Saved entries
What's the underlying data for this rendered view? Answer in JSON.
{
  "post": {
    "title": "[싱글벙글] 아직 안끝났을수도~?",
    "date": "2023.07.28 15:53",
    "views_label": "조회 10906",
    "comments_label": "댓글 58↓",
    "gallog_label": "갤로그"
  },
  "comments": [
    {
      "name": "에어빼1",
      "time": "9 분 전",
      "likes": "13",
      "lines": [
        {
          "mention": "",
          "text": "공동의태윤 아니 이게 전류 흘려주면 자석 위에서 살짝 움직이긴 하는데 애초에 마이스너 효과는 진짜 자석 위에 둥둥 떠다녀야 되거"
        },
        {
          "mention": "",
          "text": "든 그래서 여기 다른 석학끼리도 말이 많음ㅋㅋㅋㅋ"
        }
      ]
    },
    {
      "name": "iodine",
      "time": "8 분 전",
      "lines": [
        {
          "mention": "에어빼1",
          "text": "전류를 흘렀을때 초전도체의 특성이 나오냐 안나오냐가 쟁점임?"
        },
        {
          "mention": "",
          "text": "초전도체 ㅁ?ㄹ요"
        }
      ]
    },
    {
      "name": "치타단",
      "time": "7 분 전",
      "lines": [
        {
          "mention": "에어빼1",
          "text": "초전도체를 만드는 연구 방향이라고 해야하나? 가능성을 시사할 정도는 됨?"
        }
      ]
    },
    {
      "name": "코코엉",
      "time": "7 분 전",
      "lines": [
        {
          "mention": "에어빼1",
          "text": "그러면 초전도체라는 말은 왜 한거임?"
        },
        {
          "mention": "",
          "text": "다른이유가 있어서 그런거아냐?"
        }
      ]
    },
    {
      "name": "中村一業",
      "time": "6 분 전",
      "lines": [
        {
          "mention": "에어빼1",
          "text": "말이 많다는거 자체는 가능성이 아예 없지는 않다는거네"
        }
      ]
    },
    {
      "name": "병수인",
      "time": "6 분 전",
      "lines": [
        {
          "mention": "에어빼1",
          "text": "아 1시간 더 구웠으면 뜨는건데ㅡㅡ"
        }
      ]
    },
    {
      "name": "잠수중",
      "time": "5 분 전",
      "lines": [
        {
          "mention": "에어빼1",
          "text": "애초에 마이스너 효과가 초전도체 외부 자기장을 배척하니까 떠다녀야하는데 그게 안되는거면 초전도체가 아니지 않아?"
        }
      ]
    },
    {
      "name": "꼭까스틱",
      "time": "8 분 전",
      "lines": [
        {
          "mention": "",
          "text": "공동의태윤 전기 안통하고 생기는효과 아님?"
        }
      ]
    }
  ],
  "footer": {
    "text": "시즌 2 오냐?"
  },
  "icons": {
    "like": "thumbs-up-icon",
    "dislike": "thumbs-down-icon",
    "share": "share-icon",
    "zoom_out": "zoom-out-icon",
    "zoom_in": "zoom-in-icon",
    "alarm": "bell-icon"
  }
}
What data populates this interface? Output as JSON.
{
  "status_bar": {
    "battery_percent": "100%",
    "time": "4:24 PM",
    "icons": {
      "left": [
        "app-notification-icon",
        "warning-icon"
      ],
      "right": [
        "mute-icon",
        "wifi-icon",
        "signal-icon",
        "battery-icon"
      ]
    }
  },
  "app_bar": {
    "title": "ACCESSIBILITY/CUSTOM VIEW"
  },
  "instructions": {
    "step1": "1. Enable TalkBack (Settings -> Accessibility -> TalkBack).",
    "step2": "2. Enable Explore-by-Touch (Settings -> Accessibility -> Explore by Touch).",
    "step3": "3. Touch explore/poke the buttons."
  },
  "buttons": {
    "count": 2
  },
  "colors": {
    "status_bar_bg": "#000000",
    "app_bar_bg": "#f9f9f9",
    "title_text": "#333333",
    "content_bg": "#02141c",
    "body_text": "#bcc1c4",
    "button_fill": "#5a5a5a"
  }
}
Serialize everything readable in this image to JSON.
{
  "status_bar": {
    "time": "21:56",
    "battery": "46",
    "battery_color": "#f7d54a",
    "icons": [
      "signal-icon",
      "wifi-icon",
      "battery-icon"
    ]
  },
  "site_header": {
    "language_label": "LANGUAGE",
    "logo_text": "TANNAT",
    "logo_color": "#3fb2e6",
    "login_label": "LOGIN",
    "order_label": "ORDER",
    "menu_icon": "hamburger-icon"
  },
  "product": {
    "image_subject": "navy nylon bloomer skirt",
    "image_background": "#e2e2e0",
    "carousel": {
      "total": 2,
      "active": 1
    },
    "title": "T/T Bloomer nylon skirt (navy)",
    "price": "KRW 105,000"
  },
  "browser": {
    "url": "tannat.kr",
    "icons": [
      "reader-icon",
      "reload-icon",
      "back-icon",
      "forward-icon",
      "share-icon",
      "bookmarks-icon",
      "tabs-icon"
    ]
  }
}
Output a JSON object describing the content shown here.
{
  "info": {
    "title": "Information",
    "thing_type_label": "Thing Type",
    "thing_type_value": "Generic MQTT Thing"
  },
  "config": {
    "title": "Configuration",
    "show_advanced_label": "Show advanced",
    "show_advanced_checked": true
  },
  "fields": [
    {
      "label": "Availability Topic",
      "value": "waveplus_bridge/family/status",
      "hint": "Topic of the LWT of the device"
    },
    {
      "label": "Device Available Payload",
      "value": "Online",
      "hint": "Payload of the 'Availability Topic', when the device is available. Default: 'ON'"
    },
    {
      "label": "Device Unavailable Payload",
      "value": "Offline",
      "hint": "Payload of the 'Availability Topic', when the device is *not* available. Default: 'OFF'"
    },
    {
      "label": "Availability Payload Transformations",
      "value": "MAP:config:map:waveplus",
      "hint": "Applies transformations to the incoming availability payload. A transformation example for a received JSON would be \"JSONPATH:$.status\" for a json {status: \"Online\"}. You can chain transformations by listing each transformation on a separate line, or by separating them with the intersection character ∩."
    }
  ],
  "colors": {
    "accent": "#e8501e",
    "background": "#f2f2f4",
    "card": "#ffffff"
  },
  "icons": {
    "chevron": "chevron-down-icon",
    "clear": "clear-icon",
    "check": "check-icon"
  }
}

**What the task asks:** Reproduce every line from the entries that holds the word "thumbs".

**Task solution:**
    "like": "thumbs-up-icon",
    "dislike": "thumbs-down-icon",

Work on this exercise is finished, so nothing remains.